- _TASK DESCRIPTION_
Each line from the material with the word "Fant" in it must be copied.

- _GIVEN INFORMATION_
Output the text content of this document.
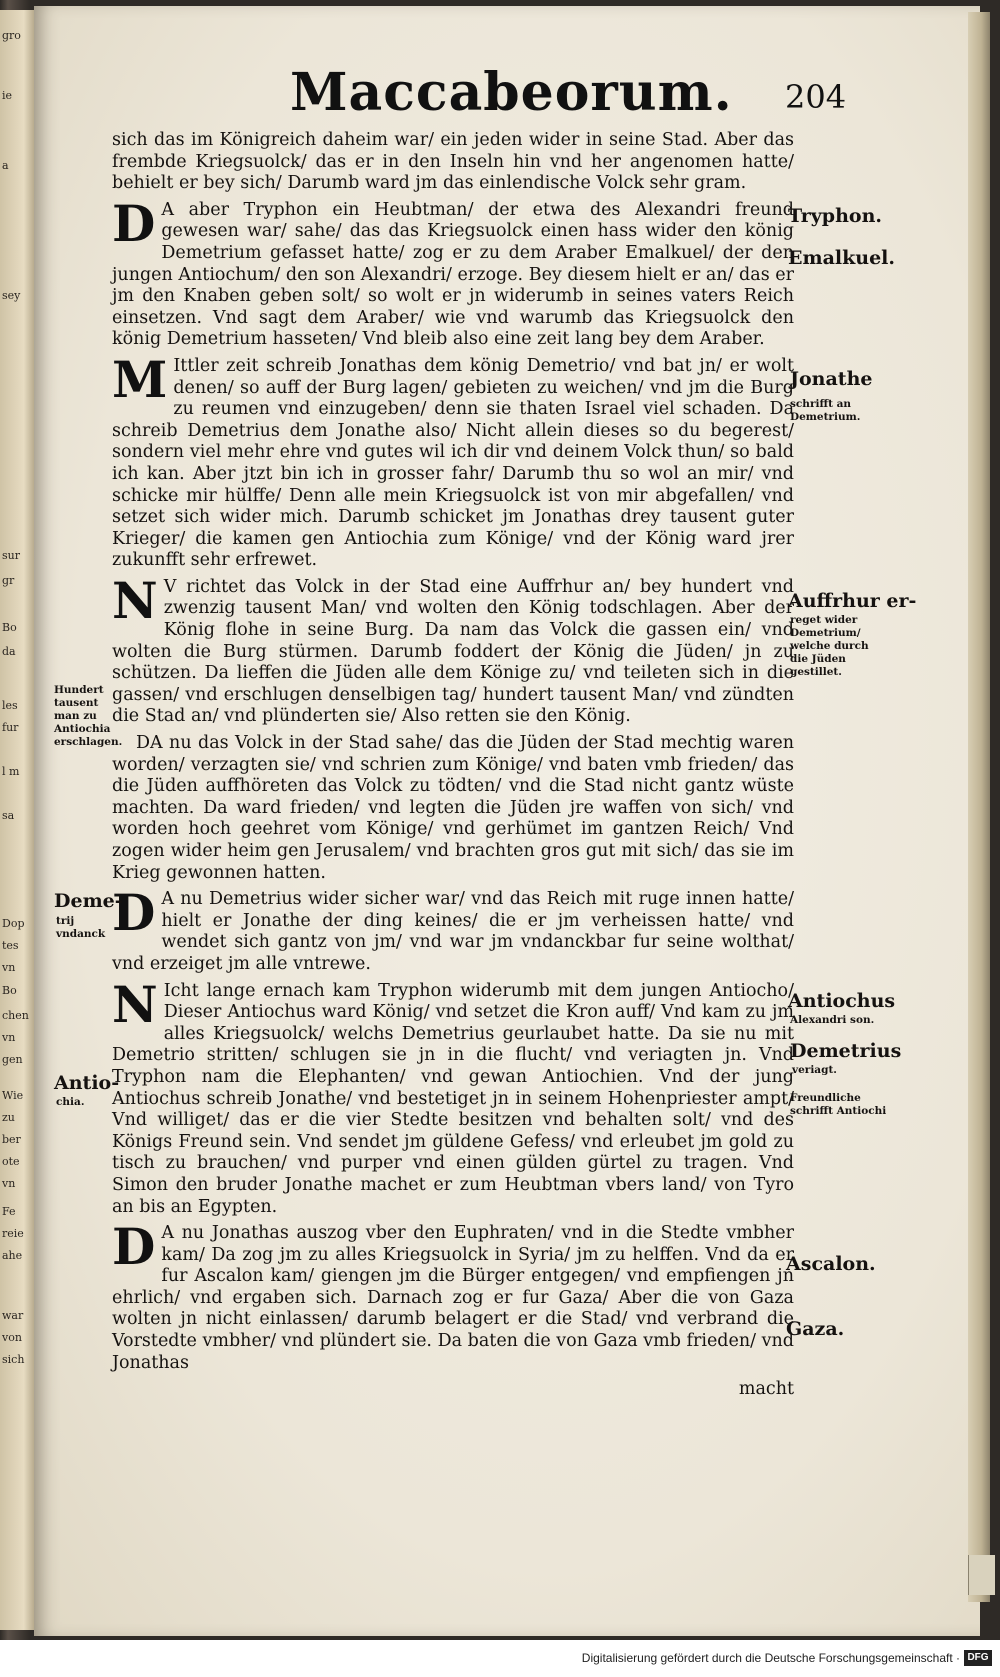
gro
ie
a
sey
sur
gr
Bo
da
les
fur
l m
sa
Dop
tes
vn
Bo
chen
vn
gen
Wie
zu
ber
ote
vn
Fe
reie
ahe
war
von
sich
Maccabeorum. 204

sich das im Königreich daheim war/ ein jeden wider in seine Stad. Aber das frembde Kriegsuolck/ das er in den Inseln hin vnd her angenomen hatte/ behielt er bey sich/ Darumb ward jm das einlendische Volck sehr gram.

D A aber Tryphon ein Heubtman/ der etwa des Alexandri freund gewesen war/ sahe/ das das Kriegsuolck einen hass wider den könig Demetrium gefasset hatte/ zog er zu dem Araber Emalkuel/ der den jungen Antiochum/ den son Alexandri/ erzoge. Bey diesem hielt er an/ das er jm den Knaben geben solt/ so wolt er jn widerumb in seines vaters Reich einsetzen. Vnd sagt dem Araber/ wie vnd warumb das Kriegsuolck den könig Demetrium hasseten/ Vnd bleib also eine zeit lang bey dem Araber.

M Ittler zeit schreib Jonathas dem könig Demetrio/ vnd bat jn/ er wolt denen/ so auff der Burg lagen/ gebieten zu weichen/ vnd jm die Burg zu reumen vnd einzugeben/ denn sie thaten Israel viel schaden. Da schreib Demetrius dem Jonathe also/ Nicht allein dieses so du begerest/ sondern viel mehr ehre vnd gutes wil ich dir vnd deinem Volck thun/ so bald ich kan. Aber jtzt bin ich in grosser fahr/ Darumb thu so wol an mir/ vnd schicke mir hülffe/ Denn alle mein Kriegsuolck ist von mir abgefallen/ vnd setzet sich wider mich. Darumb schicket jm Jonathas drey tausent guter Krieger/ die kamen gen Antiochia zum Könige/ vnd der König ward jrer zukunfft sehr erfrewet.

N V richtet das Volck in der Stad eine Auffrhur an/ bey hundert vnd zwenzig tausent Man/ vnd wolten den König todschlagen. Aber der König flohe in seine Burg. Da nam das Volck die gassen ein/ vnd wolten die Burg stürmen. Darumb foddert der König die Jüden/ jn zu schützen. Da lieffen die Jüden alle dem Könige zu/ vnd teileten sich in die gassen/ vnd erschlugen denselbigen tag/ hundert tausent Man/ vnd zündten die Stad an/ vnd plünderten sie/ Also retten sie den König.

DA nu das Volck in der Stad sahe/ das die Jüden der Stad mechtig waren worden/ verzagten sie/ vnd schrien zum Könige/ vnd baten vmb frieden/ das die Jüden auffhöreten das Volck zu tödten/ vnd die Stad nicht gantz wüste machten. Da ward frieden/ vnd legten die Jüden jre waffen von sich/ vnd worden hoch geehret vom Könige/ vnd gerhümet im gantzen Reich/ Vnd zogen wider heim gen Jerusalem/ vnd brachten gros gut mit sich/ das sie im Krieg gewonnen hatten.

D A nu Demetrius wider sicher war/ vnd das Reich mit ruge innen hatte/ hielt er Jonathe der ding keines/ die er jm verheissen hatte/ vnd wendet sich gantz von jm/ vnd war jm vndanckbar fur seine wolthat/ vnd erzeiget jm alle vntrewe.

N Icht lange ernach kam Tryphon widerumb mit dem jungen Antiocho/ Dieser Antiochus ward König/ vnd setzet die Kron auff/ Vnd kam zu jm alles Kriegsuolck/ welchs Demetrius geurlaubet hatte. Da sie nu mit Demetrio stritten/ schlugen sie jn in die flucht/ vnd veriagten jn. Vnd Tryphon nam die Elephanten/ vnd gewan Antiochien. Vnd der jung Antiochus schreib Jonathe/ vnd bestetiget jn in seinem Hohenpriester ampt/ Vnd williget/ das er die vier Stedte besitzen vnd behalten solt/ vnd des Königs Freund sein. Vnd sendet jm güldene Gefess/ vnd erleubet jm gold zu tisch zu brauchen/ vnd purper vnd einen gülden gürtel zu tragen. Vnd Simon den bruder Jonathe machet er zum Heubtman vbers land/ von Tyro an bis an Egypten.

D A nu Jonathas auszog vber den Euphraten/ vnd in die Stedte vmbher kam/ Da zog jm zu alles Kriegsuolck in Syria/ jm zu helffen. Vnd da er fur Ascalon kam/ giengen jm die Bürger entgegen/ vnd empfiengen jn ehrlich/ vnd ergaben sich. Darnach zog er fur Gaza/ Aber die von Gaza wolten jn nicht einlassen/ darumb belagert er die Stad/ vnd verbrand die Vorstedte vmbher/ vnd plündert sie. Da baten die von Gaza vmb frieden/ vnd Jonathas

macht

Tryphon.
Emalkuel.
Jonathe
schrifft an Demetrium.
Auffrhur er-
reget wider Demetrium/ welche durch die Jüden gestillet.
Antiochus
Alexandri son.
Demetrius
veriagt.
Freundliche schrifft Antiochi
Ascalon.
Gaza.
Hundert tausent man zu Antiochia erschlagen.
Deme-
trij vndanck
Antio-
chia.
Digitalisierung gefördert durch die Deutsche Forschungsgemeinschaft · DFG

---

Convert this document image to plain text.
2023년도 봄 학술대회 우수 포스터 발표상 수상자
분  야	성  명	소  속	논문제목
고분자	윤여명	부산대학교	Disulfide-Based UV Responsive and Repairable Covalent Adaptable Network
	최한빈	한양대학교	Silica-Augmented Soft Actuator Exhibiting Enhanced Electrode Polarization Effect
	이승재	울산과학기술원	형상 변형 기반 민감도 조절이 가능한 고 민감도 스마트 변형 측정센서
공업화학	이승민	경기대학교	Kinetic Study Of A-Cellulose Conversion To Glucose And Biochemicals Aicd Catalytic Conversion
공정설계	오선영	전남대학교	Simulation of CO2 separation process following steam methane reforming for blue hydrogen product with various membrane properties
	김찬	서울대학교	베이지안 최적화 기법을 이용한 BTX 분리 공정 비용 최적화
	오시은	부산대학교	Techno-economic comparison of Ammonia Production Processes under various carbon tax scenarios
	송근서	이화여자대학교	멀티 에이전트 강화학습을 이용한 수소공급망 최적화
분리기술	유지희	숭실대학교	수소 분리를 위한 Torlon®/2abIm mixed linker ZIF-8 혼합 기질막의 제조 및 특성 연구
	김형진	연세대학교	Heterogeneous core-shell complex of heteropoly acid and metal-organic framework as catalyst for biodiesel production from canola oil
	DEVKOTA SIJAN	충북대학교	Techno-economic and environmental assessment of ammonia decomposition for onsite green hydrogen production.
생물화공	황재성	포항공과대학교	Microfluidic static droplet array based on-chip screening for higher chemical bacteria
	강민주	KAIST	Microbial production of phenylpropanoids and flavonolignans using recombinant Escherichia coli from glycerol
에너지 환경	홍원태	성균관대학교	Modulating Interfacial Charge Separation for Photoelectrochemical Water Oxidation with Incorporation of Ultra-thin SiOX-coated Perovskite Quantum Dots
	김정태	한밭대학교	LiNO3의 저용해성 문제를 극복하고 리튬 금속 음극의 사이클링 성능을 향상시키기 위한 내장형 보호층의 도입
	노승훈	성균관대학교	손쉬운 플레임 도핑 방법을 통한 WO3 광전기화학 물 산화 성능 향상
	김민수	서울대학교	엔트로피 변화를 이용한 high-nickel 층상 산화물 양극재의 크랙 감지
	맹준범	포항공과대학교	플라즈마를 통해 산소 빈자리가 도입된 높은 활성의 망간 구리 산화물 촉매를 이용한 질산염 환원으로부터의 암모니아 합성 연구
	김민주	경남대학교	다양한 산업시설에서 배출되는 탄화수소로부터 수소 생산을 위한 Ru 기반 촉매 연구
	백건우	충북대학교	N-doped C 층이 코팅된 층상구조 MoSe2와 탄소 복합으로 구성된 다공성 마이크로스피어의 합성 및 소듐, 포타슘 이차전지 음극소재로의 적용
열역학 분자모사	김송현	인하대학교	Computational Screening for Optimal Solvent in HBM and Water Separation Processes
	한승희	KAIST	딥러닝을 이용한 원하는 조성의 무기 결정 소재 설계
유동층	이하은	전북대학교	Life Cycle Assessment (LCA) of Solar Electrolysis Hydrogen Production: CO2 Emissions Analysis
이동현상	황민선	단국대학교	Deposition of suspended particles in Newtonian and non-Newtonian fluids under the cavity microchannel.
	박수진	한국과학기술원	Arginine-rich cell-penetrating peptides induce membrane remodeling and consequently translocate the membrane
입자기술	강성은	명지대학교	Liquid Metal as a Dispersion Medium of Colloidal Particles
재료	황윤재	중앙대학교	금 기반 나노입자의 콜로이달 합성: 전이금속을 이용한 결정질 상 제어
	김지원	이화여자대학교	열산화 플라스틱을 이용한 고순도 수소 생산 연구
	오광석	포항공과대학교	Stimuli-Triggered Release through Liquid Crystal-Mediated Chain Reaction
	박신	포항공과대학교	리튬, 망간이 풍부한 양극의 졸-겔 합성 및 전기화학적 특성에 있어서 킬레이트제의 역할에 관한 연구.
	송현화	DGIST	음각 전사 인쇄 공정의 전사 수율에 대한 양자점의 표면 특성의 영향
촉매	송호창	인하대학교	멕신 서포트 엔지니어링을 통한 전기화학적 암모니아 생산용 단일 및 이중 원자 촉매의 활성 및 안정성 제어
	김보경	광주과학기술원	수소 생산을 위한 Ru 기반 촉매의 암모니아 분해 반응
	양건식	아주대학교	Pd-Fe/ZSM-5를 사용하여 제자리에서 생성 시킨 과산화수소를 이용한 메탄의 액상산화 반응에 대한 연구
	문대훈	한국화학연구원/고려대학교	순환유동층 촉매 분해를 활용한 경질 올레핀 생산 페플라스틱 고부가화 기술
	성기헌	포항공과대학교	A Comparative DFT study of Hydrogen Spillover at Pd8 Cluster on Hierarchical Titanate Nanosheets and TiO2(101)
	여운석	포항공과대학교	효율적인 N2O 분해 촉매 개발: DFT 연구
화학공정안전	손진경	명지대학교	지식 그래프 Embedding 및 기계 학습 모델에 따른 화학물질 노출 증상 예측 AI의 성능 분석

==

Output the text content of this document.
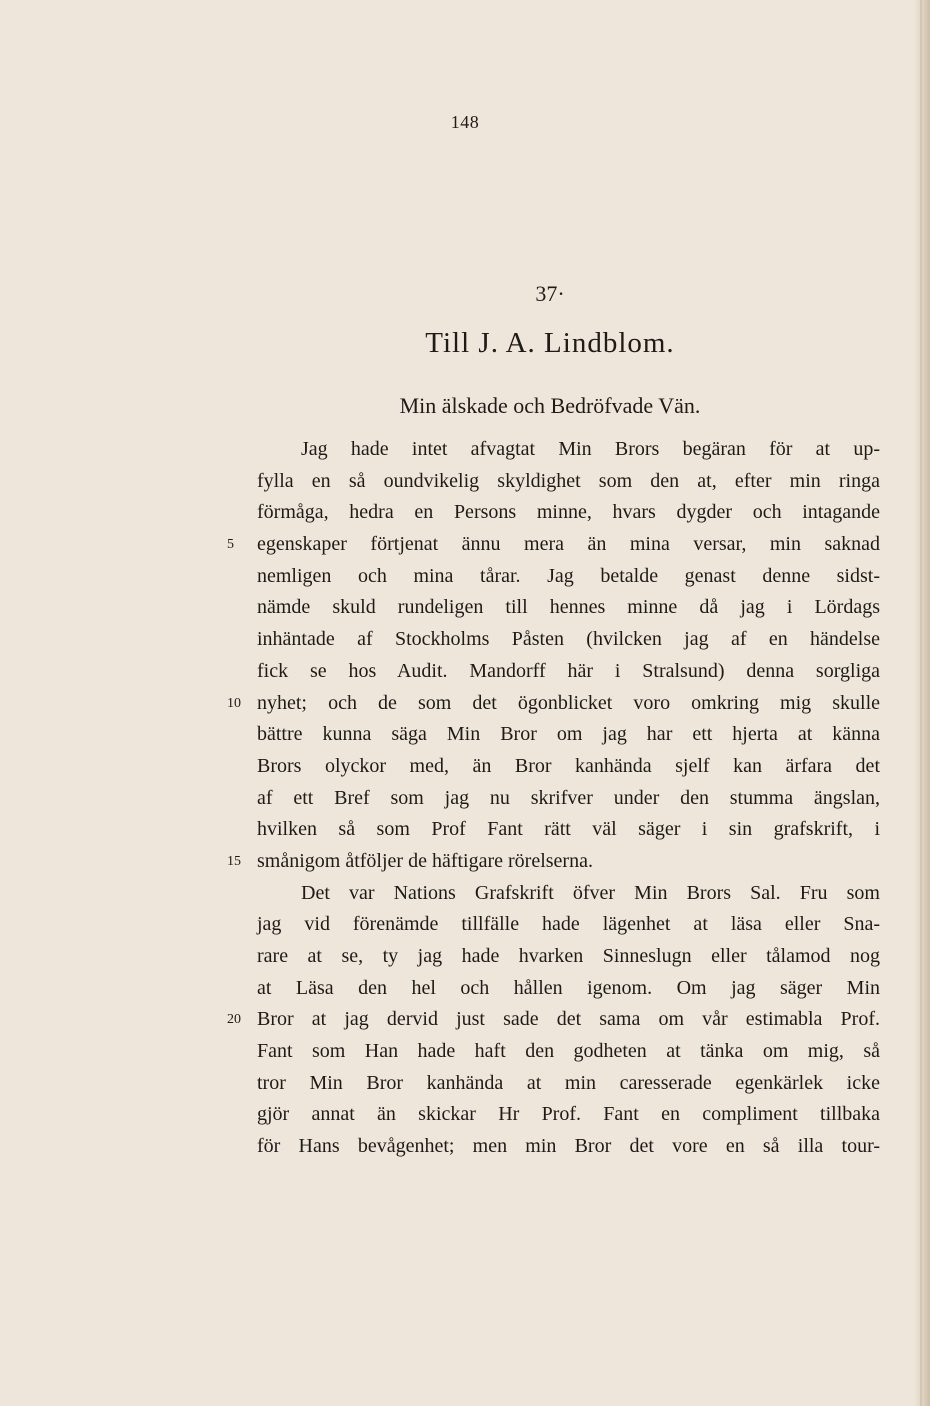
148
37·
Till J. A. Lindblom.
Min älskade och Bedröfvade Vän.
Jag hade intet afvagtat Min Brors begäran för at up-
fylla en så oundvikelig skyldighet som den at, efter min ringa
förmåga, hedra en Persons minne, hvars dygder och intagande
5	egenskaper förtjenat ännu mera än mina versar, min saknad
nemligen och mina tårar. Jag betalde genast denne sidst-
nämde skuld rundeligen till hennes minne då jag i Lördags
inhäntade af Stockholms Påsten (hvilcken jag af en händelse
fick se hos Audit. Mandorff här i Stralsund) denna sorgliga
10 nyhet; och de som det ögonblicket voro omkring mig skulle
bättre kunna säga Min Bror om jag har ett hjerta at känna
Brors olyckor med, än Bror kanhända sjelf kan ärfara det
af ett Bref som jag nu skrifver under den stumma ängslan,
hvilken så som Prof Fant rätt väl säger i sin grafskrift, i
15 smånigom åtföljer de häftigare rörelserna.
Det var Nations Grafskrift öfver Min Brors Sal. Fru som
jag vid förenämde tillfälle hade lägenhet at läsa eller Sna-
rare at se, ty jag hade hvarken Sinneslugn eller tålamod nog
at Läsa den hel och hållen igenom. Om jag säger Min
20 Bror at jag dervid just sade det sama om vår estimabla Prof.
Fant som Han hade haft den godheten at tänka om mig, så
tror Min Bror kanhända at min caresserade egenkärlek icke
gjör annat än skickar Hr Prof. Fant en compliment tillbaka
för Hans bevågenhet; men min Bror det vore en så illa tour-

- _RESPONSE AREA_
hvilken så som Prof Fant rätt väl säger i sin grafskrift, i
Fant som Han hade haft den godheten at tänka om mig, så
gjör annat än skickar Hr Prof. Fant en compliment tillbaka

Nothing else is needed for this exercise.